+++ Records for this task

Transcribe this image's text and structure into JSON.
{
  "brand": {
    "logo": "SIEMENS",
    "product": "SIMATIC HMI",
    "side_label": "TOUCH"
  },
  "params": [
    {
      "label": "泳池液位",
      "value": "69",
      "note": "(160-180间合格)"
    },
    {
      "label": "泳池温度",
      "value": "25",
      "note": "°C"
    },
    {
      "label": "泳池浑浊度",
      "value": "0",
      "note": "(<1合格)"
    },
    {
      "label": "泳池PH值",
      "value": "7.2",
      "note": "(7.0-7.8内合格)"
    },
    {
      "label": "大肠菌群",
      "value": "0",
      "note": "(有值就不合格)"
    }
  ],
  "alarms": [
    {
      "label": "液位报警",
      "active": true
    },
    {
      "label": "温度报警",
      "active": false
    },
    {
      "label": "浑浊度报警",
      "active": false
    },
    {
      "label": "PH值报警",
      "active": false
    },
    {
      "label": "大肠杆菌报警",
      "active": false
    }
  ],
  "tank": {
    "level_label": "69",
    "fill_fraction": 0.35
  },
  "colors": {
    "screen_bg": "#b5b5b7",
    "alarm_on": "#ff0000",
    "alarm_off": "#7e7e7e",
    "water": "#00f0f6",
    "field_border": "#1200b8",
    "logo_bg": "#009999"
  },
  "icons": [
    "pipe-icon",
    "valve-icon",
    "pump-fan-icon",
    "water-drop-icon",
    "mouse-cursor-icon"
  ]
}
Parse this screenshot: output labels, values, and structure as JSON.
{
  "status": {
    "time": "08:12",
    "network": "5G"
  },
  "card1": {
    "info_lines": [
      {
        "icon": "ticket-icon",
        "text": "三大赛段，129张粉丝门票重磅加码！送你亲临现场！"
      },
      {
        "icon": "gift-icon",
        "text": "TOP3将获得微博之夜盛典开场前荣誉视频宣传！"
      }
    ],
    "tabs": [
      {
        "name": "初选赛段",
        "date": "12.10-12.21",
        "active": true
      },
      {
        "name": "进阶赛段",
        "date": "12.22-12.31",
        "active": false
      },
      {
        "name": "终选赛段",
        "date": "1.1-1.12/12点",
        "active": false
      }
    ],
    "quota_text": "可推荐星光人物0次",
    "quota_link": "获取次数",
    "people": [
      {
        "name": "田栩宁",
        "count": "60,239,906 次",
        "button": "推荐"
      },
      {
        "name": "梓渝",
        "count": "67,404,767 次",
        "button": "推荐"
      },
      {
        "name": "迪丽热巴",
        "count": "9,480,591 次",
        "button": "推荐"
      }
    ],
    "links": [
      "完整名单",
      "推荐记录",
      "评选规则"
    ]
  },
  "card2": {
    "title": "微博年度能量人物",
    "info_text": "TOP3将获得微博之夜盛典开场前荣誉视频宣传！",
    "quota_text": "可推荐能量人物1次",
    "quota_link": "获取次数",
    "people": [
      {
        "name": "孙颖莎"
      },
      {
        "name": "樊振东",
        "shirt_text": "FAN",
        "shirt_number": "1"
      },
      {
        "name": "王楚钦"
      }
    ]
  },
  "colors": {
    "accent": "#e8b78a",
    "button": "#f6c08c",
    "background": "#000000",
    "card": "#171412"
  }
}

++++++

■ **What you should do**
Your task is to repeat every entry exactly.

■ **Response for this exercise**
Transcribe this image's text and structure into JSON.
{
  "brand": {
    "logo": "SIEMENS",
    "product": "SIMATIC HMI",
    "side_label": "TOUCH"
  },
  "params": [
    {
      "label": "泳池液位",
      "value": "69",
      "note": "(160-180间合格)"
    },
    {
      "label": "泳池温度",
      "value": "25",
      "note": "°C"
    },
    {
      "label": "泳池浑浊度",
      "value": "0",
      "note": "(<1合格)"
    },
    {
      "label": "泳池PH值",
      "value": "7.2",
      "note": "(7.0-7.8内合格)"
    },
    {
      "label": "大肠菌群",
      "value": "0",
      "note": "(有值就不合格)"
    }
  ],
  "alarms": [
    {
      "label": "液位报警",
      "active": true
    },
    {
      "label": "温度报警",
      "active": false
    },
    {
      "label": "浑浊度报警",
      "active": false
    },
    {
      "label": "PH值报警",
      "active": false
    },
    {
      "label": "大肠杆菌报警",
      "active": false
    }
  ],
  "tank": {
    "level_label": "69",
    "fill_fraction": 0.35
  },
  "colors": {
    "screen_bg": "#b5b5b7",
    "alarm_on": "#ff0000",
    "alarm_off": "#7e7e7e",
    "water": "#00f0f6",
    "field_border": "#1200b8",
    "logo_bg": "#009999"
  },
  "icons": [
    "pipe-icon",
    "valve-icon",
    "pump-fan-icon",
    "water-drop-icon",
    "mouse-cursor-icon"
  ]
}
Parse this screenshot: output labels, values, and structure as JSON.
{
  "status": {
    "time": "08:12",
    "network": "5G"
  },
  "card1": {
    "info_lines": [
      {
        "icon": "ticket-icon",
        "text": "三大赛段，129张粉丝门票重磅加码！送你亲临现场！"
      },
      {
        "icon": "gift-icon",
        "text": "TOP3将获得微博之夜盛典开场前荣誉视频宣传！"
      }
    ],
    "tabs": [
      {
        "name": "初选赛段",
        "date": "12.10-12.21",
        "active": true
      },
      {
        "name": "进阶赛段",
        "date": "12.22-12.31",
        "active": false
      },
      {
        "name": "终选赛段",
        "date": "1.1-1.12/12点",
        "active": false
      }
    ],
    "quota_text": "可推荐星光人物0次",
    "quota_link": "获取次数",
    "people": [
      {
        "name": "田栩宁",
        "count": "60,239,906 次",
        "button": "推荐"
      },
      {
        "name": "梓渝",
        "count": "67,404,767 次",
        "button": "推荐"
      },
      {
        "name": "迪丽热巴",
        "count": "9,480,591 次",
        "button": "推荐"
      }
    ],
    "links": [
      "完整名单",
      "推荐记录",
      "评选规则"
    ]
  },
  "card2": {
    "title": "微博年度能量人物",
    "info_text": "TOP3将获得微博之夜盛典开场前荣誉视频宣传！",
    "quota_text": "可推荐能量人物1次",
    "quota_link": "获取次数",
    "people": [
      {
        "name": "孙颖莎"
      },
      {
        "name": "樊振东",
        "shirt_text": "FAN",
        "shirt_number": "1"
      },
      {
        "name": "王楚钦"
      }
    ]
  },
  "colors": {
    "accent": "#e8b78a",
    "button": "#f6c08c",
    "background": "#000000",
    "card": "#171412"
  }
}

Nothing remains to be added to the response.